# START OF GIVEN INFORMATION
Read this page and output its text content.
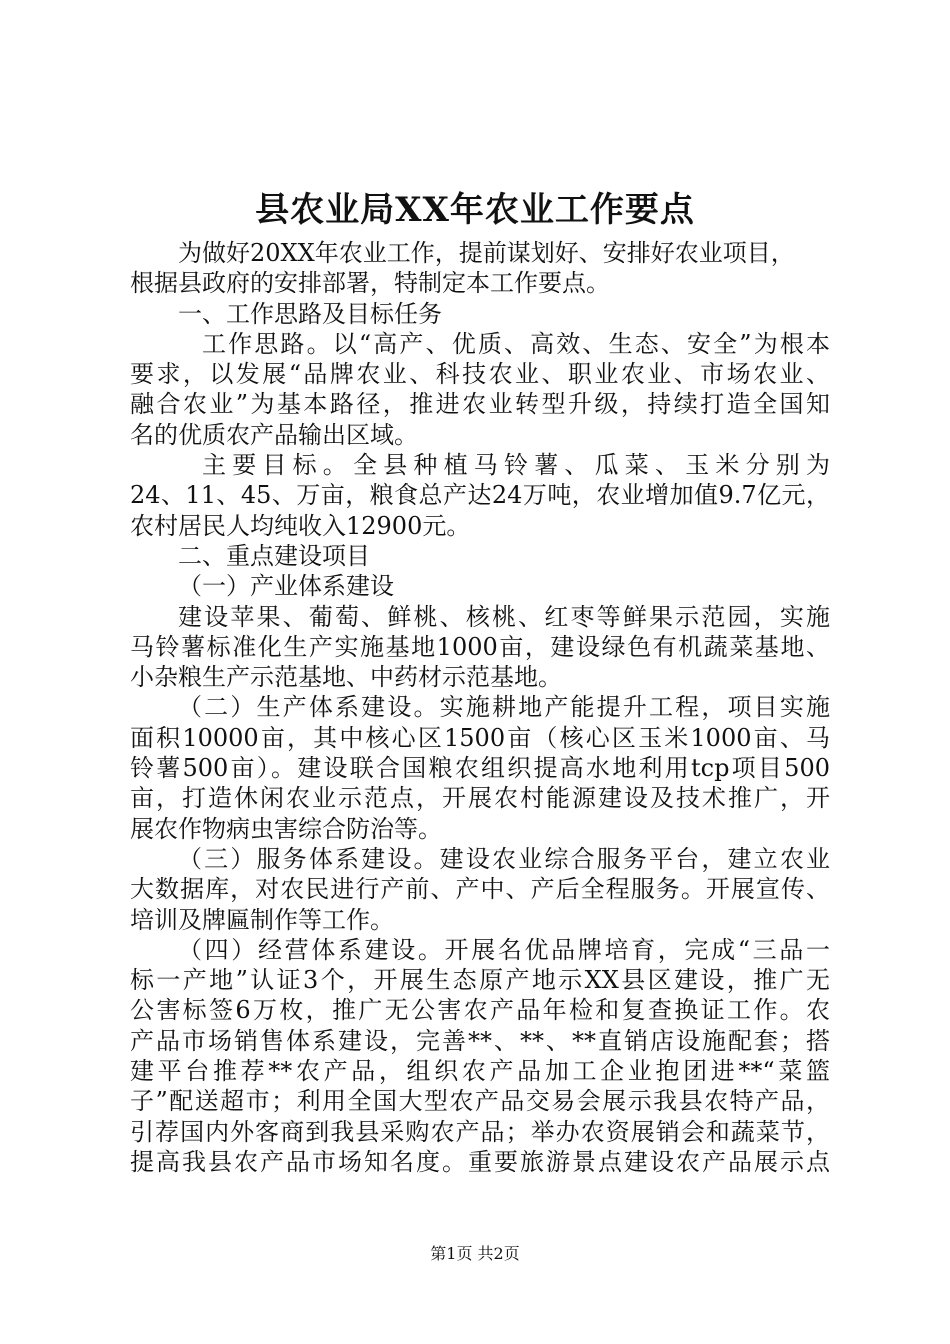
县农业局XX年农业工作要点
为做好20XX年农业工作，提前谋划好、安排好农业项目，
根据县政府的安排部署，特制定本工作要点。
一、工作思路及目标任务
工作思路。以“高产、优质、高效、生态、安全”为根本
要求，以发展“品牌农业、科技农业、职业农业、市场农业、
融合农业”为基本路径，推进农业转型升级，持续打造全国知
名的优质农产品输出区域。
主要目标。全县种植马铃薯、瓜菜、玉米分别为
24、11、45、万亩，粮食总产达24万吨，农业增加值9.7亿元，
农村居民人均纯收入12900元。
二、重点建设项目
（一）产业体系建设
建设苹果、葡萄、鲜桃、核桃、红枣等鲜果示范园，实施
马铃薯标准化生产实施基地1000亩，建设绿色有机蔬菜基地、
小杂粮生产示范基地、中药材示范基地。
（二）生产体系建设。实施耕地产能提升工程，项目实施
面积10000亩，其中核心区1500亩（核心区玉米1000亩、马
铃薯500亩）。建设联合国粮农组织提高水地利用tcp项目500
亩，打造休闲农业示范点，开展农村能源建设及技术推广，开
展农作物病虫害综合防治等。
（三）服务体系建设。建设农业综合服务平台，建立农业
大数据库，对农民进行产前、产中、产后全程服务。开展宣传、
培训及牌匾制作等工作。
（四）经营体系建设。开展名优品牌培育，完成“三品一
标一产地”认证3个，开展生态原产地示XX县区建设，推广无
公害标签6万枚，推广无公害农产品年检和复查换证工作。农
产品市场销售体系建设，完善**、**、**直销店设施配套；搭
建平台推荐**农产品，组织农产品加工企业抱团进**“菜篮
子”配送超市；利用全国大型农产品交易会展示我县农特产品，
引荐国内外客商到我县采购农产品；举办农资展销会和蔬菜节，
提高我县农产品市场知名度。重要旅游景点建设农产品展示点
第1页 共2页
# END OF GIVEN INFORMATION
» **DESCRIPTION OF THE TASK**
Reproduce the listing exactly. Leave its pictures out.

» **IN RESPONSE**
Read this page and output its text content.
县农业局XX年农业工作要点
为做好20XX年农业工作，提前谋划好、安排好农业项目，
根据县政府的安排部署，特制定本工作要点。
一、工作思路及目标任务
工作思路。以“高产、优质、高效、生态、安全”为根本
要求，以发展“品牌农业、科技农业、职业农业、市场农业、
融合农业”为基本路径，推进农业转型升级，持续打造全国知
名的优质农产品输出区域。
主要目标。全县种植马铃薯、瓜菜、玉米分别为
24、11、45、万亩，粮食总产达24万吨，农业增加值9.7亿元，
农村居民人均纯收入12900元。
二、重点建设项目
（一）产业体系建设
建设苹果、葡萄、鲜桃、核桃、红枣等鲜果示范园，实施
马铃薯标准化生产实施基地1000亩，建设绿色有机蔬菜基地、
小杂粮生产示范基地、中药材示范基地。
（二）生产体系建设。实施耕地产能提升工程，项目实施
面积10000亩，其中核心区1500亩（核心区玉米1000亩、马
铃薯500亩）。建设联合国粮农组织提高水地利用tcp项目500
亩，打造休闲农业示范点，开展农村能源建设及技术推广，开
展农作物病虫害综合防治等。
（三）服务体系建设。建设农业综合服务平台，建立农业
大数据库，对农民进行产前、产中、产后全程服务。开展宣传、
培训及牌匾制作等工作。
（四）经营体系建设。开展名优品牌培育，完成“三品一
标一产地”认证3个，开展生态原产地示XX县区建设，推广无
公害标签6万枚，推广无公害农产品年检和复查换证工作。农
产品市场销售体系建设，完善**、**、**直销店设施配套；搭
建平台推荐**农产品，组织农产品加工企业抱团进**“菜篮
子”配送超市；利用全国大型农产品交易会展示我县农特产品，
引荐国内外客商到我县采购农产品；举办农资展销会和蔬菜节，
提高我县农产品市场知名度。重要旅游景点建设农产品展示点
第1页 共2页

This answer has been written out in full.